-- EXERCISE GOAL --
Copy every line of the items below, character for character, without changing anything.

-- MATERIAL --
********************
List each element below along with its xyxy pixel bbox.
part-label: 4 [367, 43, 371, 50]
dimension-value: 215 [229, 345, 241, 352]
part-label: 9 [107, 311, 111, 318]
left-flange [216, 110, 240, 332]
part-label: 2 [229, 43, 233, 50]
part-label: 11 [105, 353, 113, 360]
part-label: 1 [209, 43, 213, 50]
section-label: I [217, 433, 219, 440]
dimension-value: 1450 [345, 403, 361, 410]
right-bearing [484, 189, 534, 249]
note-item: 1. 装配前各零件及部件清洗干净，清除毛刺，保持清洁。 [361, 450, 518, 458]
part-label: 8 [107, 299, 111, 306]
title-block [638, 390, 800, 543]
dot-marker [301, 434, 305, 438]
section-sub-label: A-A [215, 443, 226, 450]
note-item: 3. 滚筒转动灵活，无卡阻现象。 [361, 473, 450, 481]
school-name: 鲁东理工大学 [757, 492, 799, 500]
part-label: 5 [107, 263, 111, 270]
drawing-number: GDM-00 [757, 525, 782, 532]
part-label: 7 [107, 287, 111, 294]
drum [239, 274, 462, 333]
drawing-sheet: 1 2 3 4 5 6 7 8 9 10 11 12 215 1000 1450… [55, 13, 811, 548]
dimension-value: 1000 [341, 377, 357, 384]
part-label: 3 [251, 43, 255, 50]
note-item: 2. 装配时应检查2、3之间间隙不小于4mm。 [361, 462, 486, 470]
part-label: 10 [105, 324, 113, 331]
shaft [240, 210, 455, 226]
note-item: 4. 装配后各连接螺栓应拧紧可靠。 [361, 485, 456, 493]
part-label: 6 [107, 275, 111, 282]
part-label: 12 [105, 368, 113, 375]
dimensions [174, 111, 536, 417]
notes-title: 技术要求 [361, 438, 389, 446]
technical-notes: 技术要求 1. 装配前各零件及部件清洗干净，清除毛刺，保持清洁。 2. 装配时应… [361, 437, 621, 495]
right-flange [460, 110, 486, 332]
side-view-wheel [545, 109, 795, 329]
********************
-- TASK SOLUTION --
List each element below along with its xyxy pixel bbox.
part-label: 4 [367, 43, 371, 50]
dimension-value: 215 [229, 345, 241, 352]
part-label: 9 [107, 311, 111, 318]
left-flange [216, 110, 240, 332]
part-label: 2 [229, 43, 233, 50]
part-label: 11 [105, 353, 113, 360]
part-label: 1 [209, 43, 213, 50]
section-label: I [217, 433, 219, 440]
dimension-value: 1450 [345, 403, 361, 410]
right-bearing [484, 189, 534, 249]
note-item: 1. 装配前各零件及部件清洗干净，清除毛刺，保持清洁。 [361, 450, 518, 458]
part-label: 8 [107, 299, 111, 306]
title-block [638, 390, 800, 543]
dot-marker [301, 434, 305, 438]
section-sub-label: A-A [215, 443, 226, 450]
note-item: 3. 滚筒转动灵活，无卡阻现象。 [361, 473, 450, 481]
school-name: 鲁东理工大学 [757, 492, 799, 500]
part-label: 5 [107, 263, 111, 270]
drawing-number: GDM-00 [757, 525, 782, 532]
part-label: 7 [107, 287, 111, 294]
drum [239, 274, 462, 333]
drawing-sheet: 1 2 3 4 5 6 7 8 9 10 11 12 215 1000 1450… [55, 13, 811, 548]
dimension-value: 1000 [341, 377, 357, 384]
part-label: 3 [251, 43, 255, 50]
note-item: 2. 装配时应检查2、3之间间隙不小于4mm。 [361, 462, 486, 470]
part-label: 10 [105, 324, 113, 331]
shaft [240, 210, 455, 226]
note-item: 4. 装配后各连接螺栓应拧紧可靠。 [361, 485, 456, 493]
part-label: 6 [107, 275, 111, 282]
part-label: 12 [105, 368, 113, 375]
dimensions [174, 111, 536, 417]
notes-title: 技术要求 [361, 438, 389, 446]
technical-notes: 技术要求 1. 装配前各零件及部件清洗干净，清除毛刺，保持清洁。 2. 装配时应… [361, 437, 621, 495]
right-flange [460, 110, 486, 332]
side-view-wheel [545, 109, 795, 329]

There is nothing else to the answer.